* Begin *

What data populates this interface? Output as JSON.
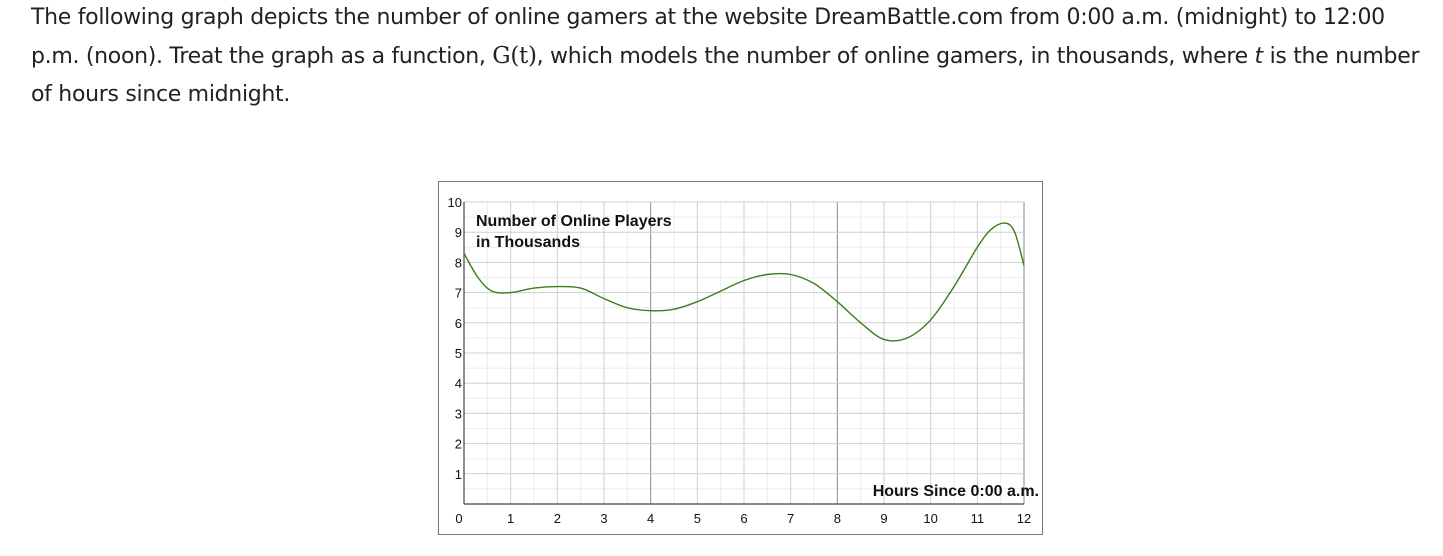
{
  "problem": {
    "text_part1": "The following graph depicts the number of online gamers at the website DreamBattle.com from 0:00 a.m. (midnight) to 12:00 p.m. (noon). Treat the graph as a function, ",
    "function_name": "G(t)",
    "text_part2": ", which models the number of online gamers, in thousands, where ",
    "variable": "t",
    "text_part3": " is the number of hours since midnight."
  },
  "chart_data": {
    "type": "line",
    "title": "",
    "ylabel": "Number of Online Players in Thousands",
    "ylabel_lines": [
      "Number of Online Players",
      "in Thousands"
    ],
    "xlabel": "Hours Since 0:00 a.m.",
    "xlim": [
      0,
      12
    ],
    "ylim": [
      0,
      10
    ],
    "x_ticks": [
      "0",
      "1",
      "2",
      "3",
      "4",
      "5",
      "6",
      "7",
      "8",
      "9",
      "10",
      "11",
      "12"
    ],
    "y_ticks": [
      "1",
      "2",
      "3",
      "4",
      "5",
      "6",
      "7",
      "8",
      "9",
      "10"
    ],
    "grid": true,
    "minor_grid_step": 0.5,
    "line_color": "#3a7d1e",
    "series": [
      {
        "x": [
          0,
          0.3,
          0.6,
          1,
          1.5,
          2,
          2.5,
          3,
          3.5,
          4,
          4.5,
          5,
          5.5,
          6,
          6.5,
          7,
          7.5,
          8,
          8.5,
          9,
          9.5,
          10,
          10.5,
          11,
          11.3,
          11.6,
          11.8,
          12
        ],
        "y": [
          8.3,
          7.5,
          7.05,
          7.0,
          7.15,
          7.2,
          7.15,
          6.8,
          6.5,
          6.4,
          6.45,
          6.7,
          7.05,
          7.4,
          7.6,
          7.6,
          7.3,
          6.7,
          6.0,
          5.45,
          5.5,
          6.1,
          7.2,
          8.5,
          9.1,
          9.3,
          9.0,
          7.9
        ]
      }
    ]
  }
}
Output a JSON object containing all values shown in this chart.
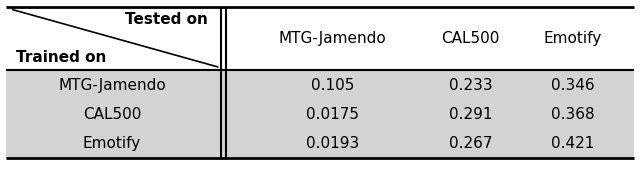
{
  "header_row": [
    "MTG-Jamendo",
    "CAL500",
    "Emotify"
  ],
  "row_labels": [
    "MTG-Jamendo",
    "CAL500",
    "Emotify"
  ],
  "values": [
    [
      "0.105",
      "0.233",
      "0.346"
    ],
    [
      "0.0175",
      "0.291",
      "0.368"
    ],
    [
      "0.0193",
      "0.267",
      "0.421"
    ]
  ],
  "col_header_top": "Tested on",
  "row_header_left": "Trained on",
  "row_bg_color": "#d3d3d3",
  "header_bg_color": "#ffffff",
  "divider_color": "#000000",
  "text_color": "#000000",
  "fig_bg_color": "#ffffff",
  "figsize": [
    6.4,
    1.76
  ],
  "dpi": 100
}
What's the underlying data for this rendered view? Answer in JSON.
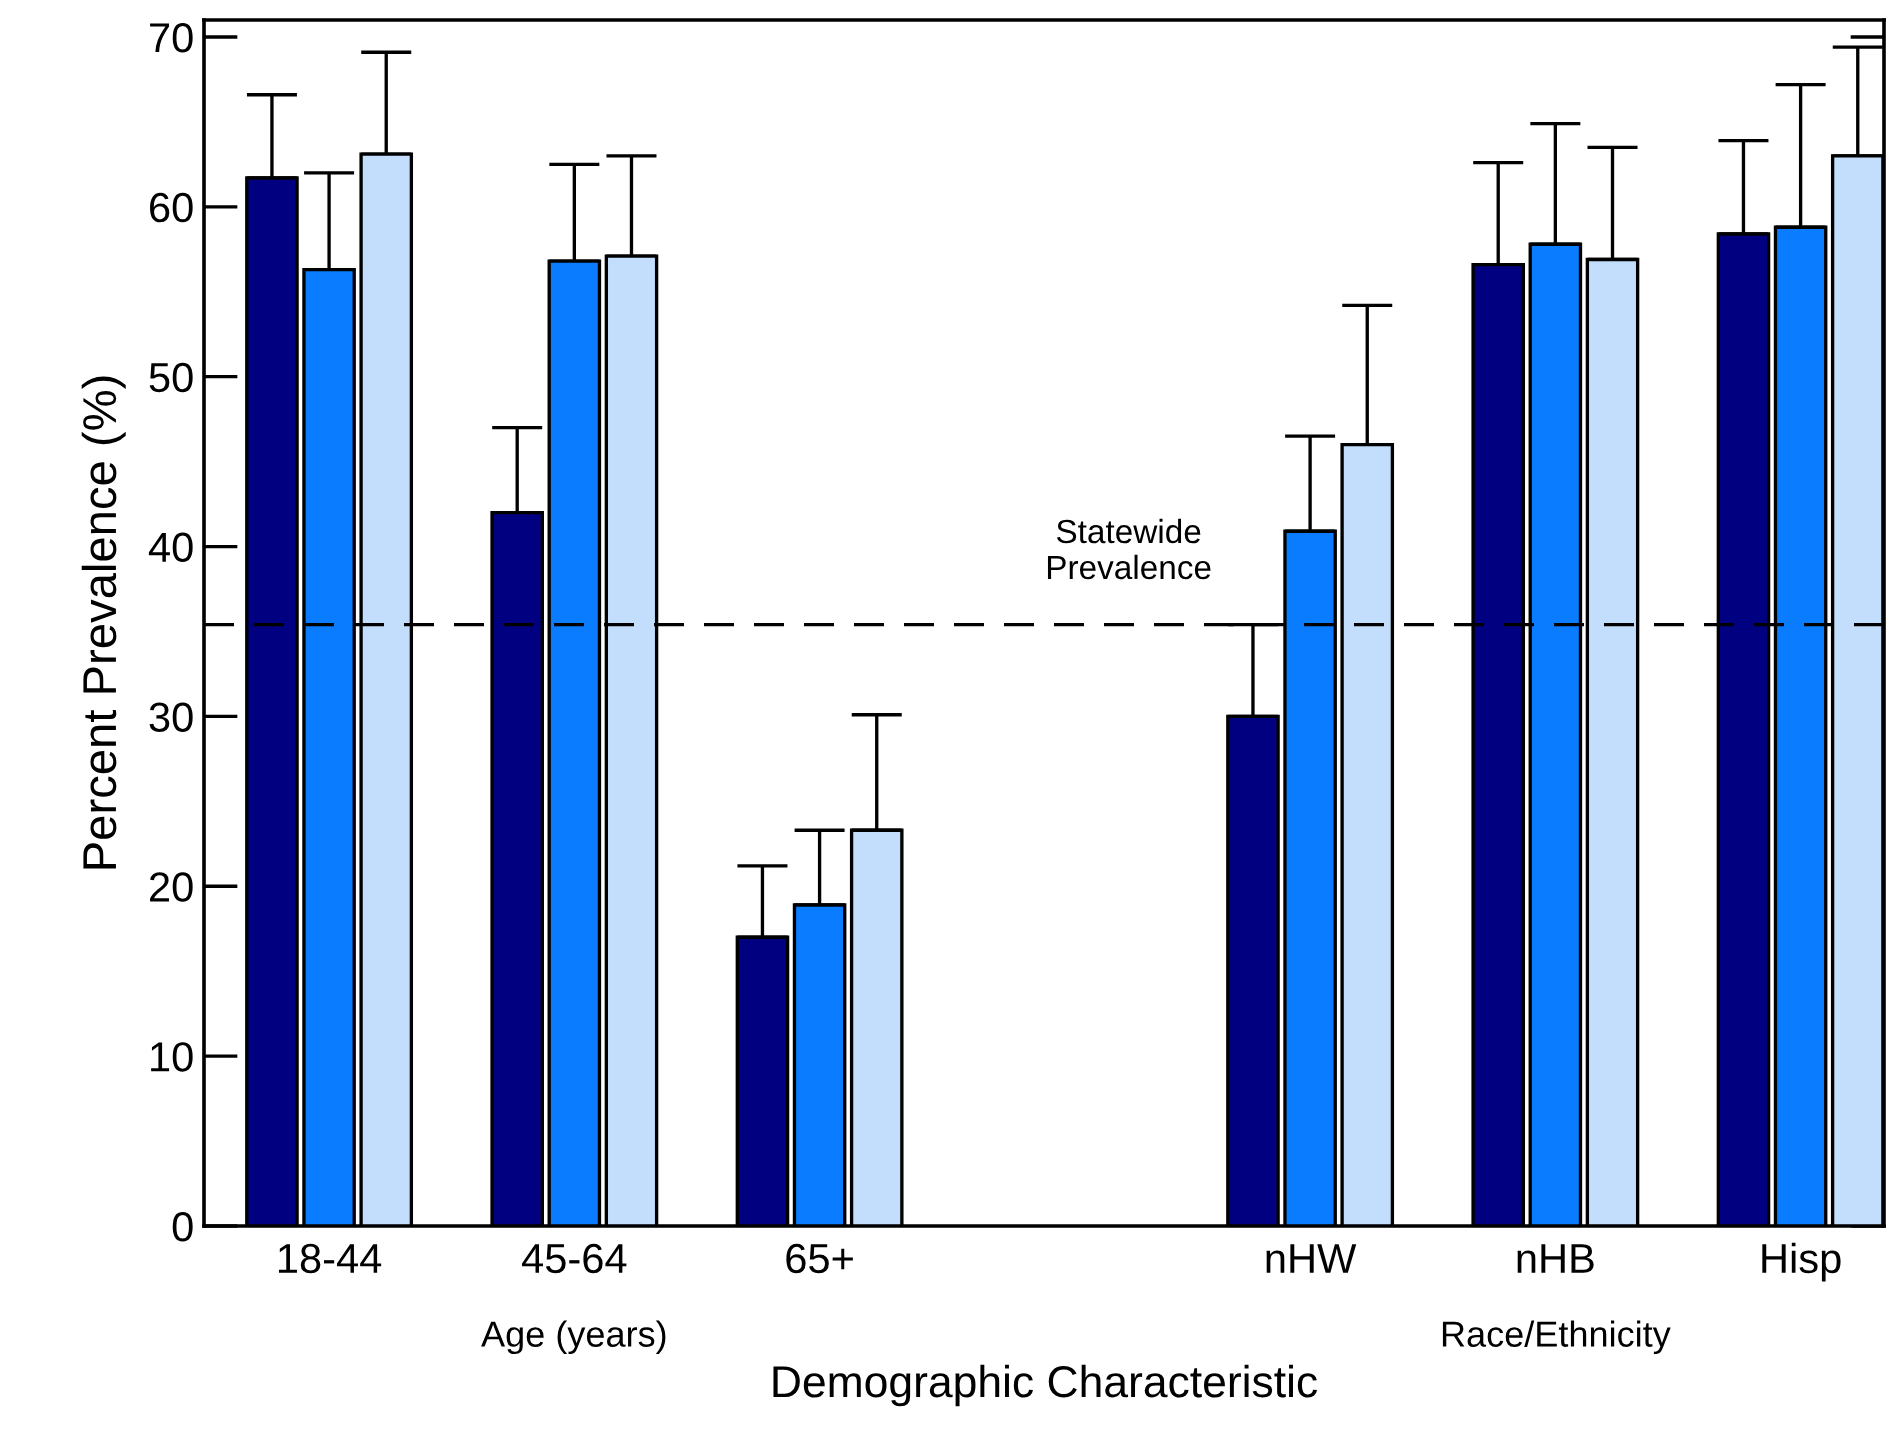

* End *

THE TASK =>
Collect every line from the records above that contains the word "values".

THE REPLY =>
Output a JSON object containing all values shown in this chart.
  "values": [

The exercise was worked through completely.